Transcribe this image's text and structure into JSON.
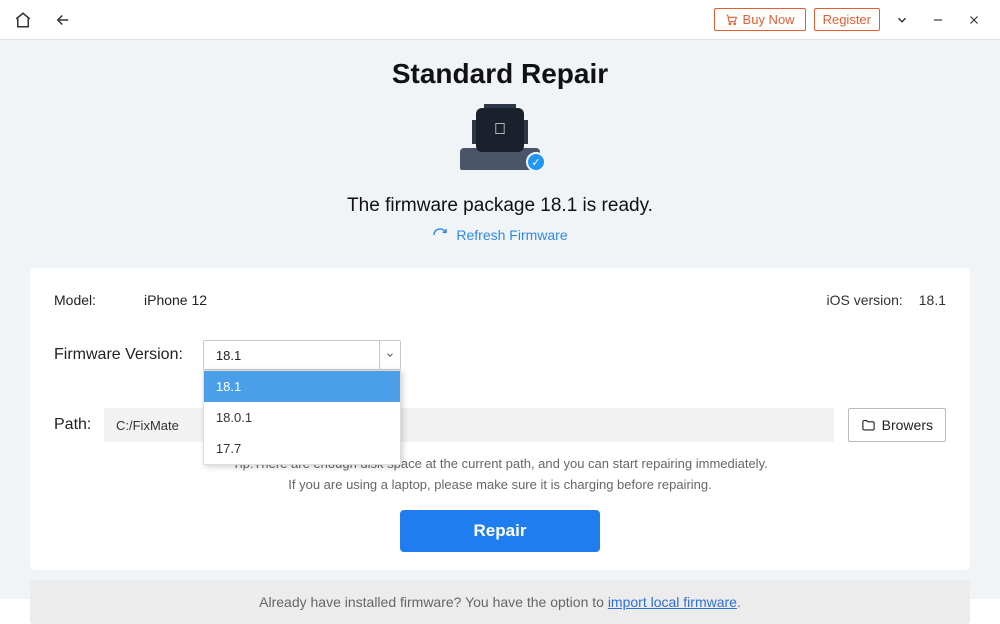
{
  "titlebar": {
    "buy_label": "Buy Now",
    "register_label": "Register"
  },
  "page_title": "Standard Repair",
  "hero": {
    "ready_text": "The firmware package 18.1 is ready.",
    "refresh_label": "Refresh Firmware"
  },
  "card": {
    "model_label": "Model:",
    "model_value": "iPhone 12",
    "ios_version_label": "iOS version:",
    "ios_version_value": "18.1",
    "fw_label": "Firmware Version:",
    "fw_selected": "18.1",
    "fw_options": [
      "18.1",
      "18.0.1",
      "17.7"
    ],
    "path_label": "Path:",
    "path_value": "C:/FixMate",
    "browse_label": "Browers",
    "tip_line1": "Tip:There are enough disk space at the current path, and you can start repairing immediately.",
    "tip_line2": "If you are using a laptop, please make sure it is charging before repairing.",
    "repair_label": "Repair"
  },
  "footer": {
    "text": "Already have installed firmware? You have the option to ",
    "link": "import local firmware",
    "period": "."
  }
}
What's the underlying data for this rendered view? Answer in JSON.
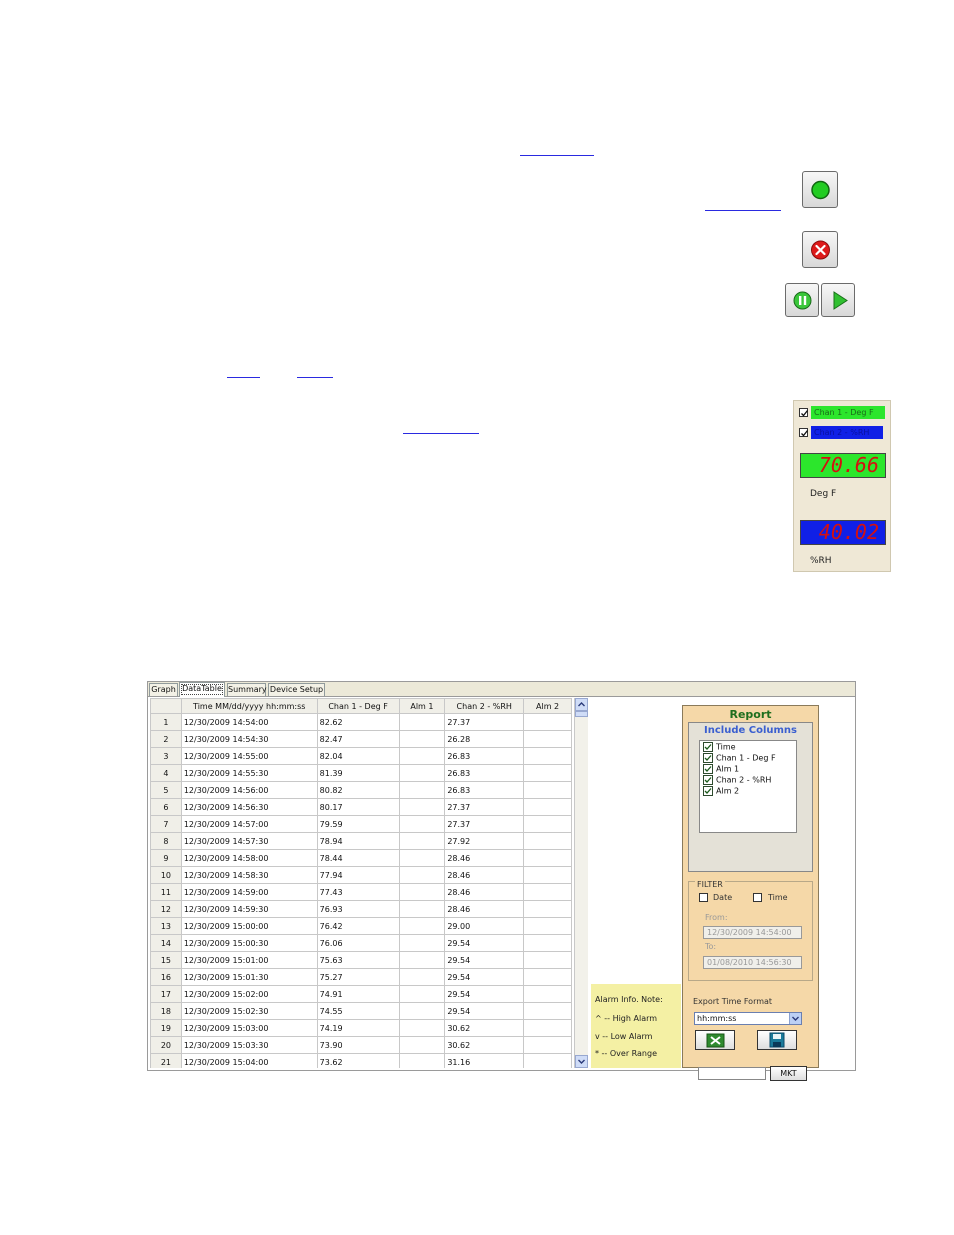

▶ [Description of the task] Take every line that includes the string "repairing" and copy it.

▶ [Correct output]
    "tip_line1": "Tip:There are enough disk space at the current path, and you can start repairing immediately.",
    "tip_line2": "If you are using a laptop, please make sure it is charging before repairing.",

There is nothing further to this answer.